■ WORK TO COMPLETE: Once the pictures are set aside, transcribe the remaining data exactly.

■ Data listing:
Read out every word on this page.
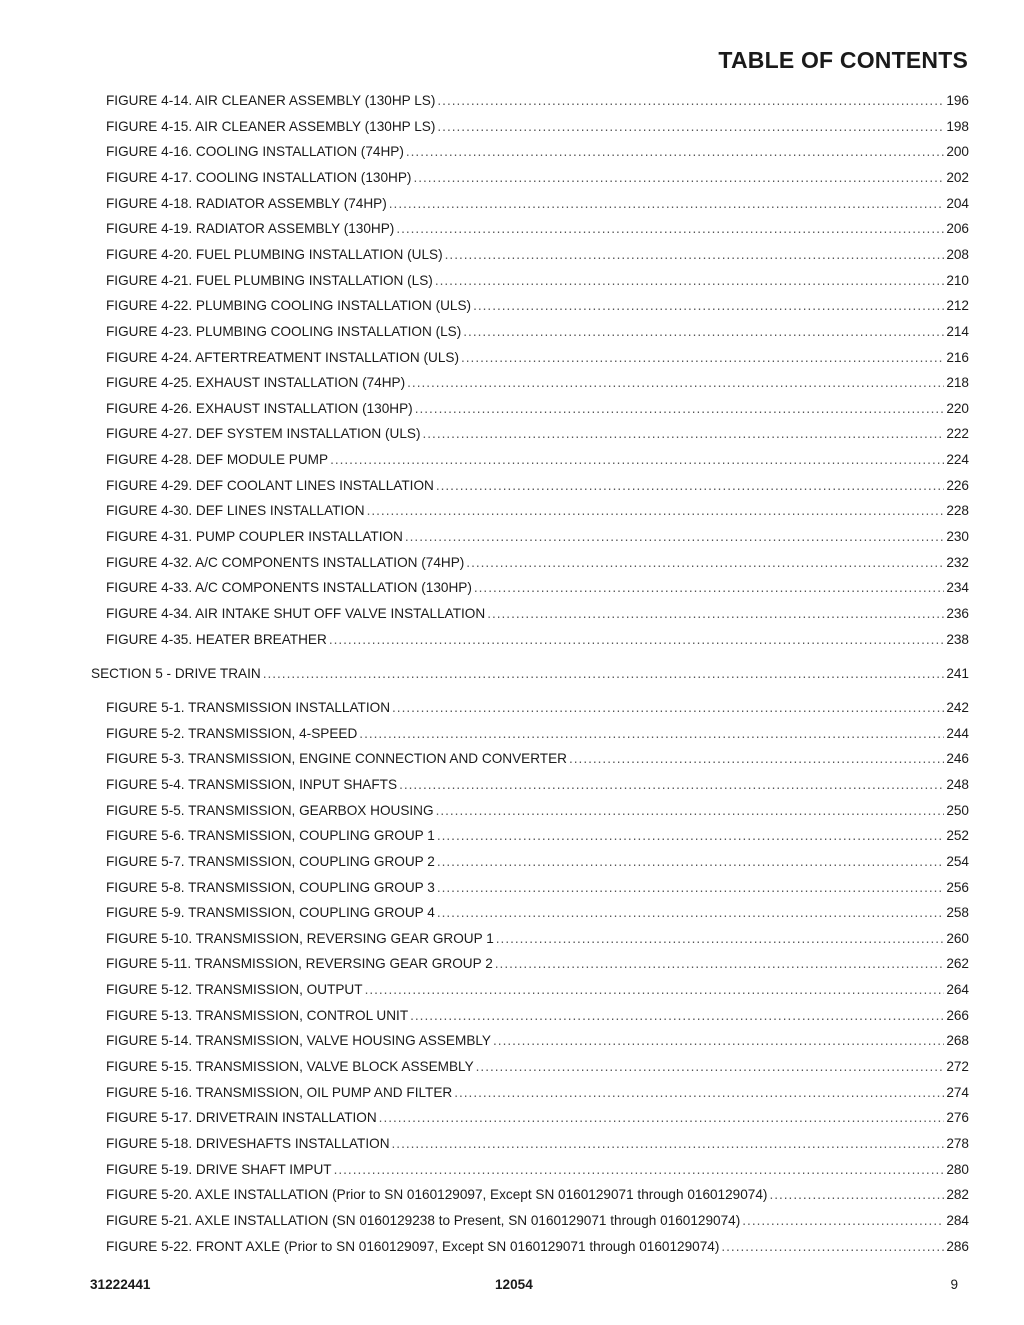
TABLE OF CONTENTS
FIGURE 4-14. AIR CLEANER ASSEMBLY (130HP LS) .....	196
FIGURE 4-15. AIR CLEANER ASSEMBLY (130HP LS) .....	198
FIGURE 4-16. COOLING INSTALLATION (74HP) .....	200
FIGURE 4-17. COOLING INSTALLATION (130HP) .....	202
FIGURE 4-18. RADIATOR ASSEMBLY (74HP) .....	204
FIGURE 4-19. RADIATOR ASSEMBLY (130HP) .....	206
FIGURE 4-20. FUEL PLUMBING INSTALLATION (ULS) .....	208
FIGURE 4-21. FUEL PLUMBING INSTALLATION (LS) .....	210
FIGURE 4-22. PLUMBING COOLING INSTALLATION (ULS) .....	212
FIGURE 4-23. PLUMBING COOLING INSTALLATION (LS) .....	214
FIGURE 4-24. AFTERTREATMENT INSTALLATION (ULS) .....	216
FIGURE 4-25. EXHAUST INSTALLATION (74HP) .....	218
FIGURE 4-26. EXHAUST INSTALLATION (130HP) .....	220
FIGURE 4-27. DEF SYSTEM INSTALLATION (ULS) .....	222
FIGURE 4-28. DEF MODULE PUMP .....	224
FIGURE 4-29. DEF COOLANT LINES INSTALLATION .....	226
FIGURE 4-30. DEF LINES INSTALLATION .....	228
FIGURE 4-31. PUMP COUPLER INSTALLATION .....	230
FIGURE 4-32. A/C COMPONENTS INSTALLATION (74HP) .....	232
FIGURE 4-33. A/C COMPONENTS INSTALLATION (130HP) .....	234
FIGURE 4-34. AIR INTAKE SHUT OFF VALVE INSTALLATION .....	236
FIGURE 4-35. HEATER BREATHER .....	238
SECTION 5 - DRIVE TRAIN .....	241
FIGURE 5-1. TRANSMISSION INSTALLATION .....	242
FIGURE 5-2. TRANSMISSION, 4-SPEED .....	244
FIGURE 5-3. TRANSMISSION, ENGINE CONNECTION AND CONVERTER .....	246
FIGURE 5-4. TRANSMISSION, INPUT SHAFTS .....	248
FIGURE 5-5. TRANSMISSION, GEARBOX HOUSING .....	250
FIGURE 5-6. TRANSMISSION, COUPLING GROUP 1 .....	252
FIGURE 5-7. TRANSMISSION, COUPLING GROUP 2 .....	254
FIGURE 5-8. TRANSMISSION, COUPLING GROUP 3 .....	256
FIGURE 5-9. TRANSMISSION, COUPLING GROUP 4 .....	258
FIGURE 5-10. TRANSMISSION, REVERSING GEAR GROUP 1 .....	260
FIGURE 5-11. TRANSMISSION, REVERSING GEAR GROUP 2 .....	262
FIGURE 5-12. TRANSMISSION, OUTPUT .....	264
FIGURE 5-13. TRANSMISSION, CONTROL UNIT .....	266
FIGURE 5-14. TRANSMISSION, VALVE HOUSING ASSEMBLY .....	268
FIGURE 5-15. TRANSMISSION, VALVE BLOCK ASSEMBLY .....	272
FIGURE 5-16. TRANSMISSION, OIL PUMP AND FILTER .....	274
FIGURE 5-17. DRIVETRAIN INSTALLATION .....	276
FIGURE 5-18. DRIVESHAFTS INSTALLATION .....	278
FIGURE 5-19. DRIVE SHAFT IMPUT .....	280
FIGURE 5-20. AXLE INSTALLATION (Prior to SN 0160129097, Except SN 0160129071 through 0160129074) .....	282
FIGURE 5-21. AXLE INSTALLATION (SN 0160129238 to Present, SN 0160129071 through 0160129074) .....	284
FIGURE 5-22. FRONT AXLE (Prior to SN 0160129097, Except SN 0160129071 through 0160129074) .....	286
31222441	12054	9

■ RESPONSE TO THE TASK:
Read out every word on this page.
TABLE OF CONTENTS
FIGURE 4-14. AIR CLEANER ASSEMBLY (130HP LS) .....	196
FIGURE 4-15. AIR CLEANER ASSEMBLY (130HP LS) .....	198
FIGURE 4-16. COOLING INSTALLATION (74HP) .....	200
FIGURE 4-17. COOLING INSTALLATION (130HP) .....	202
FIGURE 4-18. RADIATOR ASSEMBLY (74HP) .....	204
FIGURE 4-19. RADIATOR ASSEMBLY (130HP) .....	206
FIGURE 4-20. FUEL PLUMBING INSTALLATION (ULS) .....	208
FIGURE 4-21. FUEL PLUMBING INSTALLATION (LS) .....	210
FIGURE 4-22. PLUMBING COOLING INSTALLATION (ULS) .....	212
FIGURE 4-23. PLUMBING COOLING INSTALLATION (LS) .....	214
FIGURE 4-24. AFTERTREATMENT INSTALLATION (ULS) .....	216
FIGURE 4-25. EXHAUST INSTALLATION (74HP) .....	218
FIGURE 4-26. EXHAUST INSTALLATION (130HP) .....	220
FIGURE 4-27. DEF SYSTEM INSTALLATION (ULS) .....	222
FIGURE 4-28. DEF MODULE PUMP .....	224
FIGURE 4-29. DEF COOLANT LINES INSTALLATION .....	226
FIGURE 4-30. DEF LINES INSTALLATION .....	228
FIGURE 4-31. PUMP COUPLER INSTALLATION .....	230
FIGURE 4-32. A/C COMPONENTS INSTALLATION (74HP) .....	232
FIGURE 4-33. A/C COMPONENTS INSTALLATION (130HP) .....	234
FIGURE 4-34. AIR INTAKE SHUT OFF VALVE INSTALLATION .....	236
FIGURE 4-35. HEATER BREATHER .....	238
SECTION 5 - DRIVE TRAIN .....	241
FIGURE 5-1. TRANSMISSION INSTALLATION .....	242
FIGURE 5-2. TRANSMISSION, 4-SPEED .....	244
FIGURE 5-3. TRANSMISSION, ENGINE CONNECTION AND CONVERTER .....	246
FIGURE 5-4. TRANSMISSION, INPUT SHAFTS .....	248
FIGURE 5-5. TRANSMISSION, GEARBOX HOUSING .....	250
FIGURE 5-6. TRANSMISSION, COUPLING GROUP 1 .....	252
FIGURE 5-7. TRANSMISSION, COUPLING GROUP 2 .....	254
FIGURE 5-8. TRANSMISSION, COUPLING GROUP 3 .....	256
FIGURE 5-9. TRANSMISSION, COUPLING GROUP 4 .....	258
FIGURE 5-10. TRANSMISSION, REVERSING GEAR GROUP 1 .....	260
FIGURE 5-11. TRANSMISSION, REVERSING GEAR GROUP 2 .....	262
FIGURE 5-12. TRANSMISSION, OUTPUT .....	264
FIGURE 5-13. TRANSMISSION, CONTROL UNIT .....	266
FIGURE 5-14. TRANSMISSION, VALVE HOUSING ASSEMBLY .....	268
FIGURE 5-15. TRANSMISSION, VALVE BLOCK ASSEMBLY .....	272
FIGURE 5-16. TRANSMISSION, OIL PUMP AND FILTER .....	274
FIGURE 5-17. DRIVETRAIN INSTALLATION .....	276
FIGURE 5-18. DRIVESHAFTS INSTALLATION .....	278
FIGURE 5-19. DRIVE SHAFT IMPUT .....	280
FIGURE 5-20. AXLE INSTALLATION (Prior to SN 0160129097, Except SN 0160129071 through 0160129074) .....	282
FIGURE 5-21. AXLE INSTALLATION (SN 0160129238 to Present, SN 0160129071 through 0160129074) .....	284
FIGURE 5-22. FRONT AXLE (Prior to SN 0160129097, Except SN 0160129071 through 0160129074) .....	286
31222441	12054	9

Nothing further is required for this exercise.